# Start of Given entries

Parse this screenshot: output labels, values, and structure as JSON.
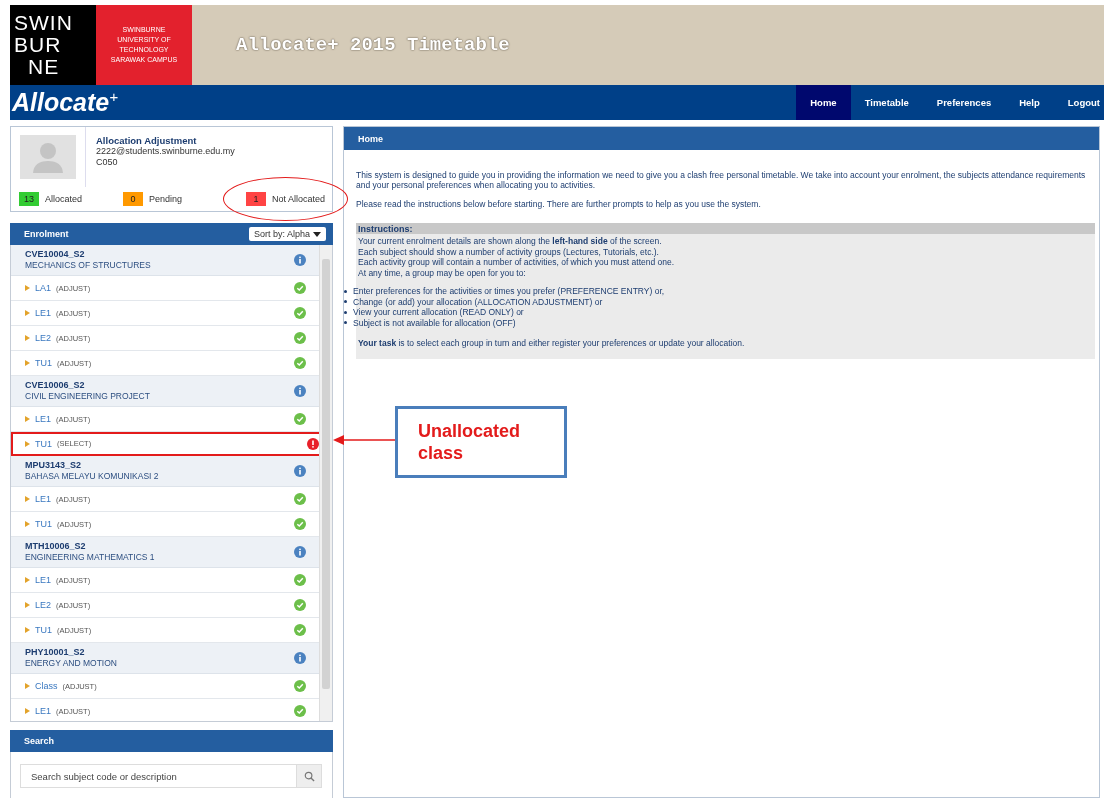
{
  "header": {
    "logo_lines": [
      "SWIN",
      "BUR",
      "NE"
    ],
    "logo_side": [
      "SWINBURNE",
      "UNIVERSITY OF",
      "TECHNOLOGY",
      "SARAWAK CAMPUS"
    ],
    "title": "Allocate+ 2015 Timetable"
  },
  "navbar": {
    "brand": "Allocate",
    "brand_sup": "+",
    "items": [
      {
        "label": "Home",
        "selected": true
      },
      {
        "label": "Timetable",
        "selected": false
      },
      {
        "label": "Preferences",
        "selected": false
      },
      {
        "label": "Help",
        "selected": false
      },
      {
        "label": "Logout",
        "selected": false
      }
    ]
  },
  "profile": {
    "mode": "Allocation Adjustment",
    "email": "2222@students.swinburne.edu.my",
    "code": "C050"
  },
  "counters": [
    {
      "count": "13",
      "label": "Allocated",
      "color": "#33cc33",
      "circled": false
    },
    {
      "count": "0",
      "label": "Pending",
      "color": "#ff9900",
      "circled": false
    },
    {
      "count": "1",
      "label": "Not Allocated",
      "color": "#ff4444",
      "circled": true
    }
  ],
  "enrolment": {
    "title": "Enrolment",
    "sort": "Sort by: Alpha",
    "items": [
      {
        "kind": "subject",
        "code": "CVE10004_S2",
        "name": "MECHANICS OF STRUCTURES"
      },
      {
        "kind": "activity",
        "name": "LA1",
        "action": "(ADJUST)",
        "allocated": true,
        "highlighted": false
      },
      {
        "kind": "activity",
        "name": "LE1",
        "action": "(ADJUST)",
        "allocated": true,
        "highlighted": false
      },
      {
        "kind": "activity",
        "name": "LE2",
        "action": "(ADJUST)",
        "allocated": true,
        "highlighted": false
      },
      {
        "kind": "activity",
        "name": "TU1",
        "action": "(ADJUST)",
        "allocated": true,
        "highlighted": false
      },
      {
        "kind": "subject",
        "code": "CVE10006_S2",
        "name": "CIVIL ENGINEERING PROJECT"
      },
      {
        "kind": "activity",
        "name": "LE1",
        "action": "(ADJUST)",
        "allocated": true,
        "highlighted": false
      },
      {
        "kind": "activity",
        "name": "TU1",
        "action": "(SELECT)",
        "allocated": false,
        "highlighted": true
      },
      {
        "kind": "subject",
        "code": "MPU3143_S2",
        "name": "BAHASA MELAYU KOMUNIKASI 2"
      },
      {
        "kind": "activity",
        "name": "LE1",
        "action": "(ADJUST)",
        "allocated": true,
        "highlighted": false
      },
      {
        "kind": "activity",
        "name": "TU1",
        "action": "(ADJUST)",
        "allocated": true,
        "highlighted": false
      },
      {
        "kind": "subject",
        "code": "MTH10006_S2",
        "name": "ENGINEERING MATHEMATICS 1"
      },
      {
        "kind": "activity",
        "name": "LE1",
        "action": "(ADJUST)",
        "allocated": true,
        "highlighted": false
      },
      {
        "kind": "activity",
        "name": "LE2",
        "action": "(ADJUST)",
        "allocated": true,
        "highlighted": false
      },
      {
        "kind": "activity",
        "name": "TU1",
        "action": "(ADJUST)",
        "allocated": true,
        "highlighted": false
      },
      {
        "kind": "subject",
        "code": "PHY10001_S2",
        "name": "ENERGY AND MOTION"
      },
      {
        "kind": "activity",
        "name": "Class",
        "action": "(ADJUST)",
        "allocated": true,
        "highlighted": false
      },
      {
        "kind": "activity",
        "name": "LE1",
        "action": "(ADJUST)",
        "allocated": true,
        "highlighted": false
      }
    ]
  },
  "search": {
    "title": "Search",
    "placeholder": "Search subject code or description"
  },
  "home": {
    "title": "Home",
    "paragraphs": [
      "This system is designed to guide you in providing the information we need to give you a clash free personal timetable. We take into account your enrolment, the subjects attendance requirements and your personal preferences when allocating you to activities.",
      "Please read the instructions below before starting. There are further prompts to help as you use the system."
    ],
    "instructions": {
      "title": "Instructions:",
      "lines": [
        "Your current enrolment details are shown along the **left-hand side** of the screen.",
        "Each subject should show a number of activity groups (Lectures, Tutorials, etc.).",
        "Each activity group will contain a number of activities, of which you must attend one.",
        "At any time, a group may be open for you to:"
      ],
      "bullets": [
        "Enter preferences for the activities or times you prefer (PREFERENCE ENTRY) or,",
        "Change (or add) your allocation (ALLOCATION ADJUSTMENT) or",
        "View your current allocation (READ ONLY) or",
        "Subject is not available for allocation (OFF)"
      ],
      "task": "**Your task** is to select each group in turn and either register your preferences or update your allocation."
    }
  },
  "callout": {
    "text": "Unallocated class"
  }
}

# End of Given entries

## Task instructions
Give the number of lines in the records that contain the string "activities", and nothing besides.

## Answer to the exercise
3